_What to work on_: Extract every entry word for word.

_Stored rows_:
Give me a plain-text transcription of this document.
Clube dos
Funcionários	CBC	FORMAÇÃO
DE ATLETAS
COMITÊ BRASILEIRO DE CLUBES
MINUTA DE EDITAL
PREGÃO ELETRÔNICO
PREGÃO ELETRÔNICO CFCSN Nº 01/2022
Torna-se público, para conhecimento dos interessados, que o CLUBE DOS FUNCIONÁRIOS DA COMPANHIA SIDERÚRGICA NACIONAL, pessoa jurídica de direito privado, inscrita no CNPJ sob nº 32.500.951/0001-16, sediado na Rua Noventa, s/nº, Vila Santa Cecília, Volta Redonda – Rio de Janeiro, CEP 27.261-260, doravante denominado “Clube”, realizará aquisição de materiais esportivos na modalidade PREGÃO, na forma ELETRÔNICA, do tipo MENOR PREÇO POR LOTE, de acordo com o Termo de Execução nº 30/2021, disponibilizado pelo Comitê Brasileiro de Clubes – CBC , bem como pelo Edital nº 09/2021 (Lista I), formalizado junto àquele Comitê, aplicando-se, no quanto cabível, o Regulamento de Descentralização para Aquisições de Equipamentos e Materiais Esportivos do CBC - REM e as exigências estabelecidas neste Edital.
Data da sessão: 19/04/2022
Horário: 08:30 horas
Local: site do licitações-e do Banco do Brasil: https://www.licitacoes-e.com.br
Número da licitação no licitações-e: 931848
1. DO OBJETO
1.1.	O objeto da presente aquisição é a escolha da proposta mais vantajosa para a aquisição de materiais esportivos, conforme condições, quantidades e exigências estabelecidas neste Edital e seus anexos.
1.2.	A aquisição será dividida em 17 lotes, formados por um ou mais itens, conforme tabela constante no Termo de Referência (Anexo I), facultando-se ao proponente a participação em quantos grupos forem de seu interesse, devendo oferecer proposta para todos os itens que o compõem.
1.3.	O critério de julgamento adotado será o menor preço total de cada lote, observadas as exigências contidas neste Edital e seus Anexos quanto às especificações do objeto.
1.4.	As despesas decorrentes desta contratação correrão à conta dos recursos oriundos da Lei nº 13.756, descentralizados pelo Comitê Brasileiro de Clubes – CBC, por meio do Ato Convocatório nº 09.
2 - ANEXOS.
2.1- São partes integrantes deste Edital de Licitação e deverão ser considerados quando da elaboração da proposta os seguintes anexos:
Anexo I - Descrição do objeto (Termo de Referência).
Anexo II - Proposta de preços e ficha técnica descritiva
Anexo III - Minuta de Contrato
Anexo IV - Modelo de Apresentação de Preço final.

_Answer to this task_:
Give me a plain-text transcription of this document.
Clube dos
Funcionários	CBC	FORMAÇÃO
DE ATLETAS
COMITÊ BRASILEIRO DE CLUBES
MINUTA DE EDITAL
PREGÃO ELETRÔNICO
PREGÃO ELETRÔNICO CFCSN Nº 01/2022
Torna-se público, para conhecimento dos interessados, que o CLUBE DOS FUNCIONÁRIOS DA COMPANHIA SIDERÚRGICA NACIONAL, pessoa jurídica de direito privado, inscrita no CNPJ sob nº 32.500.951/0001-16, sediado na Rua Noventa, s/nº, Vila Santa Cecília, Volta Redonda – Rio de Janeiro, CEP 27.261-260, doravante denominado “Clube”, realizará aquisição de materiais esportivos na modalidade PREGÃO, na forma ELETRÔNICA, do tipo MENOR PREÇO POR LOTE, de acordo com o Termo de Execução nº 30/2021, disponibilizado pelo Comitê Brasileiro de Clubes – CBC , bem como pelo Edital nº 09/2021 (Lista I), formalizado junto àquele Comitê, aplicando-se, no quanto cabível, o Regulamento de Descentralização para Aquisições de Equipamentos e Materiais Esportivos do CBC - REM e as exigências estabelecidas neste Edital.
Data da sessão: 19/04/2022
Horário: 08:30 horas
Local: site do licitações-e do Banco do Brasil: https://www.licitacoes-e.com.br
Número da licitação no licitações-e: 931848
1. DO OBJETO
1.1.	O objeto da presente aquisição é a escolha da proposta mais vantajosa para a aquisição de materiais esportivos, conforme condições, quantidades e exigências estabelecidas neste Edital e seus anexos.
1.2.	A aquisição será dividida em 17 lotes, formados por um ou mais itens, conforme tabela constante no Termo de Referência (Anexo I), facultando-se ao proponente a participação em quantos grupos forem de seu interesse, devendo oferecer proposta para todos os itens que o compõem.
1.3.	O critério de julgamento adotado será o menor preço total de cada lote, observadas as exigências contidas neste Edital e seus Anexos quanto às especificações do objeto.
1.4.	As despesas decorrentes desta contratação correrão à conta dos recursos oriundos da Lei nº 13.756, descentralizados pelo Comitê Brasileiro de Clubes – CBC, por meio do Ato Convocatório nº 09.
2 - ANEXOS.
2.1- São partes integrantes deste Edital de Licitação e deverão ser considerados quando da elaboração da proposta os seguintes anexos:
Anexo I - Descrição do objeto (Termo de Referência).
Anexo II - Proposta de preços e ficha técnica descritiva
Anexo III - Minuta de Contrato
Anexo IV - Modelo de Apresentação de Preço final.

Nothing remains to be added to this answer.